* [Stated exercise] Copy each of the entries below faithfully, setting aside any pictures.

++++ Data provided

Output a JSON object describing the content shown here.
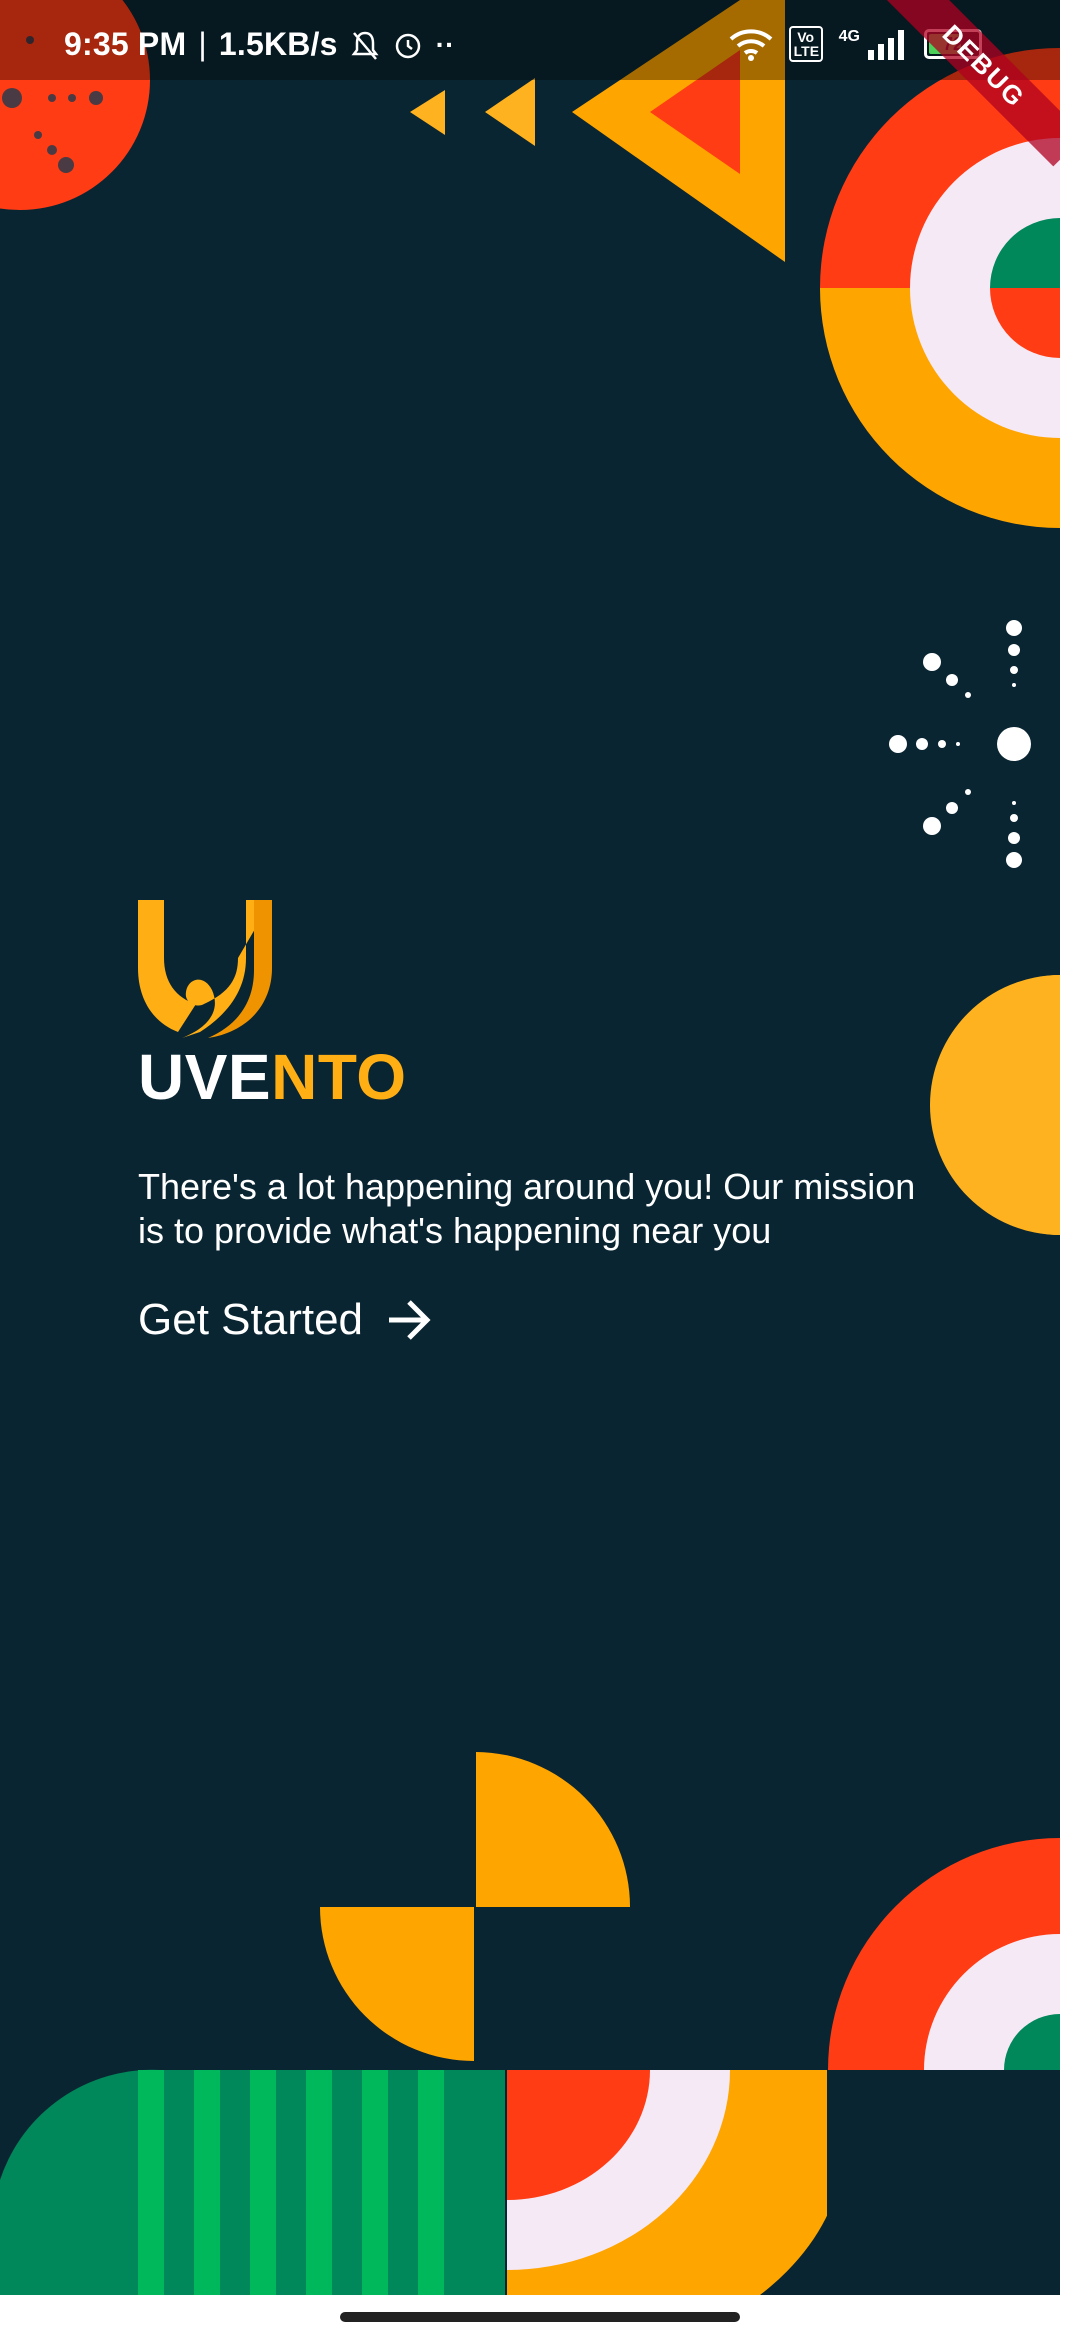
{
  "status_bar": {
    "time": "9:35 PM",
    "speed": "1.5KB/s",
    "network": "4G",
    "volte": "Vo LTE",
    "battery_level": "72",
    "battery_fraction": 0.72,
    "icons": [
      "bell-off-icon",
      "alarm-icon",
      "wifi-icon",
      "volte-icon",
      "signal-icon",
      "battery-icon"
    ]
  },
  "debug_banner": "DEBUG",
  "brand": {
    "part1": "UVE",
    "part2": "NTO",
    "accent": "#ffae14"
  },
  "tagline": "There's a lot happening around you! Our mission is to provide what's happening near you",
  "cta": {
    "label": "Get Started",
    "icon": "arrow-right-icon"
  },
  "colors": {
    "background": "#0a2532",
    "orange": "#ffa500",
    "red": "#ff3c14",
    "green": "#00875a",
    "light_green": "#00b85c",
    "cream": "#f5e9f5"
  }
}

++++++++

* [Answer in full]
Output a JSON object describing the content shown here.
{
  "status_bar": {
    "time": "9:35 PM",
    "speed": "1.5KB/s",
    "network": "4G",
    "volte": "Vo LTE",
    "battery_level": "72",
    "battery_fraction": 0.72,
    "icons": [
      "bell-off-icon",
      "alarm-icon",
      "wifi-icon",
      "volte-icon",
      "signal-icon",
      "battery-icon"
    ]
  },
  "debug_banner": "DEBUG",
  "brand": {
    "part1": "UVE",
    "part2": "NTO",
    "accent": "#ffae14"
  },
  "tagline": "There's a lot happening around you! Our mission is to provide what's happening near you",
  "cta": {
    "label": "Get Started",
    "icon": "arrow-right-icon"
  },
  "colors": {
    "background": "#0a2532",
    "orange": "#ffa500",
    "red": "#ff3c14",
    "green": "#00875a",
    "light_green": "#00b85c",
    "cream": "#f5e9f5"
  }
}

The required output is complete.